◆ What the task requires:
Your task is to transcribe all the entries exactly, excluding pictures.

(Dataset listings of figures)
+ + +
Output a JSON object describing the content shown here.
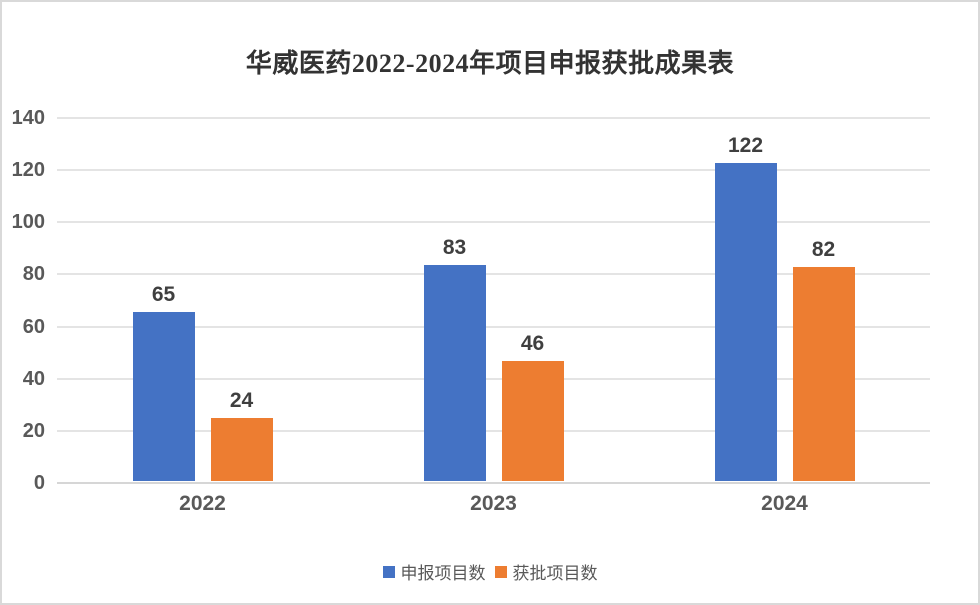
{
  "chart_data": {
    "type": "bar",
    "title": "华威医药2022-2024年项目申报获批成果表",
    "categories": [
      "2022",
      "2023",
      "2024"
    ],
    "series": [
      {
        "name": "申报项目数",
        "color": "#4472c4",
        "values": [
          65,
          83,
          122
        ]
      },
      {
        "name": "获批项目数",
        "color": "#ed7d31",
        "values": [
          24,
          46,
          82
        ]
      }
    ],
    "xlabel": "",
    "ylabel": "",
    "ylim": [
      0,
      140
    ],
    "ytick_step": 20,
    "ytick_labels": [
      "0",
      "20",
      "40",
      "60",
      "80",
      "100",
      "120",
      "140"
    ],
    "grid": true,
    "value_labels": true,
    "legend_position": "bottom",
    "colors": {
      "title_text": "#333333",
      "value_label_text": "#3f3f3f",
      "axis_tick_text": "#595959",
      "legend_text": "#595959",
      "gridline": "#e4e4e4",
      "axis_line": "#d6d6d6",
      "frame_border": "#d9d9d9",
      "background": "#ffffff"
    }
  }
}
+ + +
◆ Result of this task:
Output a JSON object describing the content shown here.
{
  "chart_data": {
    "type": "bar",
    "title": "华威医药2022-2024年项目申报获批成果表",
    "categories": [
      "2022",
      "2023",
      "2024"
    ],
    "series": [
      {
        "name": "申报项目数",
        "color": "#4472c4",
        "values": [
          65,
          83,
          122
        ]
      },
      {
        "name": "获批项目数",
        "color": "#ed7d31",
        "values": [
          24,
          46,
          82
        ]
      }
    ],
    "xlabel": "",
    "ylabel": "",
    "ylim": [
      0,
      140
    ],
    "ytick_step": 20,
    "ytick_labels": [
      "0",
      "20",
      "40",
      "60",
      "80",
      "100",
      "120",
      "140"
    ],
    "grid": true,
    "value_labels": true,
    "legend_position": "bottom",
    "colors": {
      "title_text": "#333333",
      "value_label_text": "#3f3f3f",
      "axis_tick_text": "#595959",
      "legend_text": "#595959",
      "gridline": "#e4e4e4",
      "axis_line": "#d6d6d6",
      "frame_border": "#d9d9d9",
      "background": "#ffffff"
    }
  }
}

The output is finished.